Mídia e Comunicação Pública
Para Habermas (2003), pensar numa refuncionalização do princípio da esfera pública é ter como base uma reestruturação da esfera pública enquanto um espaço que pode ser apreendido na evolução da imprensa, o que o autor considera a instituição por excelência nesta esfera.
Pode-se entender que é aqui que o público e privado se confundem e perdem-se os limites entre um e outro. É na imprensa que Habermas contrapõe o espaço público do privado. Foi a economia de mercado quem criou um espaço público sustentado pela mídia e que possibilitou à burguesia com acesso a esse meio o desenvolvimento de uma consciência crítica que atingiu as autoridades tradicionais, entre elas o Estado. Entretanto é no século XX que a expansão do poder econômico e do aparelho do Estado quebram o equilíbrio que sustentava essas relações sociais, ocasionando a transformação do papel dos meios (RÜDGER, 2001). Essa transformação, entretanto, não deve ser entendida como a efetivação dos meios de comunicação de massa no espaço público.
Habermas (2003) analisa que, se de um lado os meios conquistaram não só uma extensão como também uma eficácia superior se comparado com a imprensa da era liberal resultando na expansão da esfera pública; do outro os meios foram retirados desta esfera e reinseridos na outra esfera, a privada, a da troca de mercadoria. Na visão habermasiana quanto maior a eficácia dos meios no campo jornalístico-publicitário, mais vulneráveis eles se tornaram quanto à pressão de interesses privados, tanto no coletivo como no individual. Assim, a esfera pública passou a ser invadida pelo consumismo provocado por interesses comerciais, de partidos políticos e estados pós-liberais.
Dialogando com Habermas, Zémor avalia que o excesso do que ele chama de virtudes ou indignidades que são atribuídas às formas publicitárias e também midiáticas desvia as funções da Comunicação Pública que são informativas, didáticas, atendem ao debate de opiniões contraditórias e voltadas ao interesse coletivo. Essa modificação da esfera pública causada pelo mercado alterou a figura do cidadão, que passa a exercer a figura de consumidor e de contribuinte. Para Rüdiger (2001), a busca do consenso político no livre uso da razão individual retrocedeu, posto o papel da mídia atuando a serviço da razão do Estado e da transformação da atividade política em espetáculo midiático.
Segundo esse entendimento de Rüdiger da crítica de Habermas sobre os meios sob influência do mercado, em uma perspectiva contrária, a mudança de postura do Estado enquanto agente e facilitador da Comunicação Pública tem a possibilidade de desfocar a figura do sujeito consumidor, transformando-o no sujeito cidadão e preocupado com o interesse público. Se na perspectiva habermesiana a esfera pública está ligada ao uso da mídia pelo Estado numa dimensão de mercado e de lucro capitalista, uma mudança de postura do Estado pode desestabilizar essa perspectiva alienante e de formação do sujeito consumidor para o sujeito cidadão e preocupado com a coisa pública.

• DADOS FORNECIDOS
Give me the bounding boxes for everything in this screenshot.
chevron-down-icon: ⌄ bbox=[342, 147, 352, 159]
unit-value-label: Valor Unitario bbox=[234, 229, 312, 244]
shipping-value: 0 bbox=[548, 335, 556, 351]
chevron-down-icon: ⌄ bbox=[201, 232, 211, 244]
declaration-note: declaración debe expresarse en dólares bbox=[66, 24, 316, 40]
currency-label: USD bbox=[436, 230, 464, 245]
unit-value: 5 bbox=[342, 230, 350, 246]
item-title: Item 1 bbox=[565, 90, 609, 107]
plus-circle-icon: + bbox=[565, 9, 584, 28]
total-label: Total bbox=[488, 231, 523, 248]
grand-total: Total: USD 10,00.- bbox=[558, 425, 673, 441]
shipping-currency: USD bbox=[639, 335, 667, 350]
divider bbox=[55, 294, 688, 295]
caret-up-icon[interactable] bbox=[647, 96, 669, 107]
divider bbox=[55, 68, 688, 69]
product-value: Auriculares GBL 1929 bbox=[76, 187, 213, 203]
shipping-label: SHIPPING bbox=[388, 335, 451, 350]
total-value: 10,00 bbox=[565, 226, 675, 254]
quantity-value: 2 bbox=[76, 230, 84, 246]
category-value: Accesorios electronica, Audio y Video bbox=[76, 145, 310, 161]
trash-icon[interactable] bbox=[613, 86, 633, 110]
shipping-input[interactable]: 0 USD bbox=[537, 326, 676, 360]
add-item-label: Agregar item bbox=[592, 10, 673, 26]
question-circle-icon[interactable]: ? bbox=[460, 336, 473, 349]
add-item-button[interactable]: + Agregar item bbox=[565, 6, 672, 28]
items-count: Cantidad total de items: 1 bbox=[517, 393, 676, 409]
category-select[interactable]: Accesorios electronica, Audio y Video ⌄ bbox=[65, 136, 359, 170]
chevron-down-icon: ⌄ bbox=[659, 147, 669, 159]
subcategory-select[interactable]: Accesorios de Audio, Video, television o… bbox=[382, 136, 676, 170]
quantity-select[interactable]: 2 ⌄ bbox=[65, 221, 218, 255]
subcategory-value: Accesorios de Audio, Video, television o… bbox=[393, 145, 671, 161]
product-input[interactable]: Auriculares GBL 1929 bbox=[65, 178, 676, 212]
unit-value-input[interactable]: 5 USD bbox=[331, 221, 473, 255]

• DESAFIOS
- 1) No trecho sobre mídia e comunicação pública, em que século a expansão do poder econômico e do aparelho do Estado rompe o equilíbrio que sustentava as relações sociais?
- 2) Transcreva fielmente as linhas da listagem, começando na primeira linha da listagem e terminando na linha que contém "category-select[interactable]: Accesorios electronica, Audio", inclusive.

• RESPOSTAS
- 1) No século XX.

- 2)
Give me the bounding boxes for everything in this screenshot.
chevron-down-icon: ⌄ bbox=[342, 147, 352, 159]
unit-value-label: Valor Unitario bbox=[234, 229, 312, 244]
shipping-value: 0 bbox=[548, 335, 556, 351]
chevron-down-icon: ⌄ bbox=[201, 232, 211, 244]
declaration-note: declaración debe expresarse en dólares bbox=[66, 24, 316, 40]
currency-label: USD bbox=[436, 230, 464, 245]
unit-value: 5 bbox=[342, 230, 350, 246]
item-title: Item 1 bbox=[565, 90, 609, 107]
plus-circle-icon: + bbox=[565, 9, 584, 28]
total-label: Total bbox=[488, 231, 523, 248]
grand-total: Total: USD 10,00.- bbox=[558, 425, 673, 441]
shipping-currency: USD bbox=[639, 335, 667, 350]
divider bbox=[55, 294, 688, 295]
caret-up-icon[interactable] bbox=[647, 96, 669, 107]
divider bbox=[55, 68, 688, 69]
product-value: Auriculares GBL 1929 bbox=[76, 187, 213, 203]
shipping-label: SHIPPING bbox=[388, 335, 451, 350]
total-value: 10,00 bbox=[565, 226, 675, 254]
quantity-value: 2 bbox=[76, 230, 84, 246]
category-value: Accesorios electronica, Audio y Video bbox=[76, 145, 310, 161]
trash-icon[interactable] bbox=[613, 86, 633, 110]
shipping-input[interactable]: 0 USD bbox=[537, 326, 676, 360]
add-item-label: Agregar item bbox=[592, 10, 673, 26]
question-circle-icon[interactable]: ? bbox=[460, 336, 473, 349]
add-item-button[interactable]: + Agregar item bbox=[565, 6, 672, 28]
items-count: Cantidad total de items: 1 bbox=[517, 393, 676, 409]
category-select[interactable]: Accesorios electronica, Audio y Video ⌄ bbox=[65, 136, 359, 170]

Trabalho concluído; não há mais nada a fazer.